DIRECTIONS = Copy out each line that has "Play" in it.

DATASET =

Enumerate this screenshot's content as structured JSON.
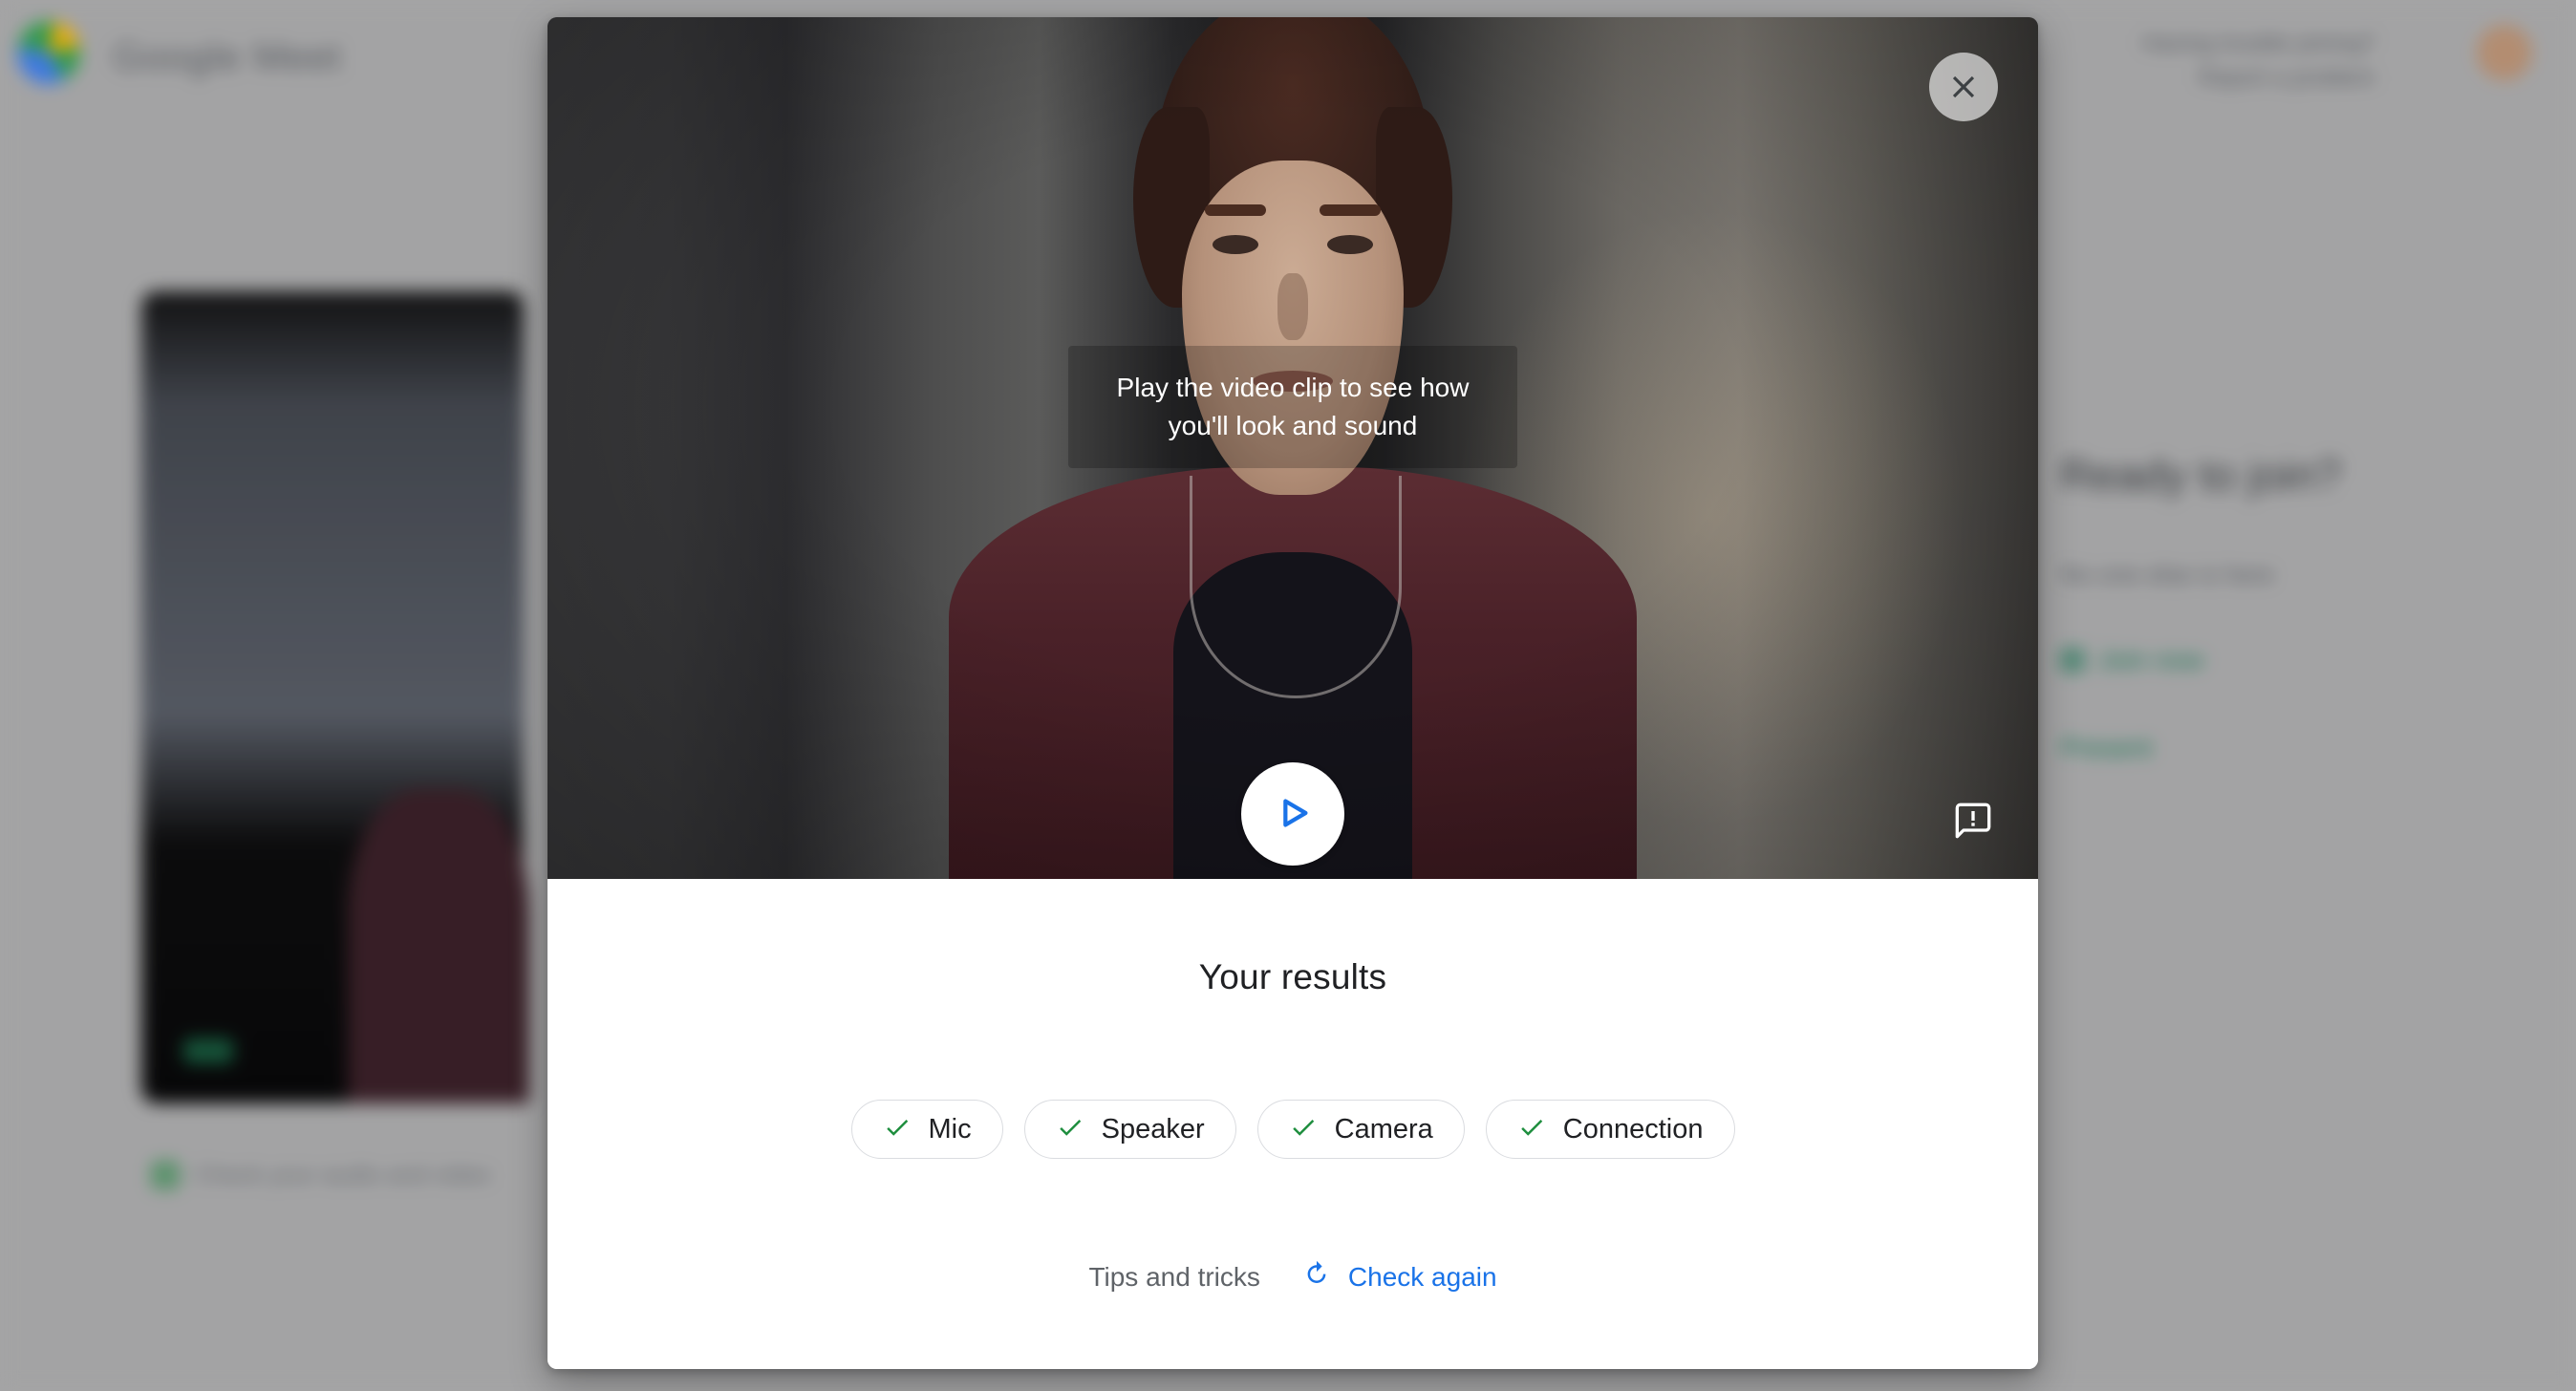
{
  "background": {
    "app_name": "Google Meet",
    "header_right_lines": [
      "Having trouble joining?",
      "Report a problem"
    ],
    "caption_text": "Check your audio and video",
    "right_panel": {
      "heading": "Ready to join?",
      "subtext": "No one else is here",
      "links": [
        "Join now",
        "Present"
      ]
    }
  },
  "modal": {
    "close_label": "Close",
    "video": {
      "hint_text": "Play the video clip to see how you'll look and sound",
      "play_label": "Play",
      "feedback_label": "Send feedback"
    },
    "results": {
      "title": "Your results",
      "chips": [
        {
          "label": "Mic",
          "status": "ok"
        },
        {
          "label": "Speaker",
          "status": "ok"
        },
        {
          "label": "Camera",
          "status": "ok"
        },
        {
          "label": "Connection",
          "status": "ok"
        }
      ],
      "tips_label": "Tips and tricks",
      "check_again_label": "Check again"
    }
  },
  "colors": {
    "accent_blue": "#1a73e8",
    "success_green": "#1e8e3e",
    "text_primary": "#202124",
    "text_secondary": "#5f6368",
    "border": "#dadce0"
  }
}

ANSWER FOR THE TASK =
      "hint_text": "Play the video clip to see how you'll look and sound",
      "play_label": "Play",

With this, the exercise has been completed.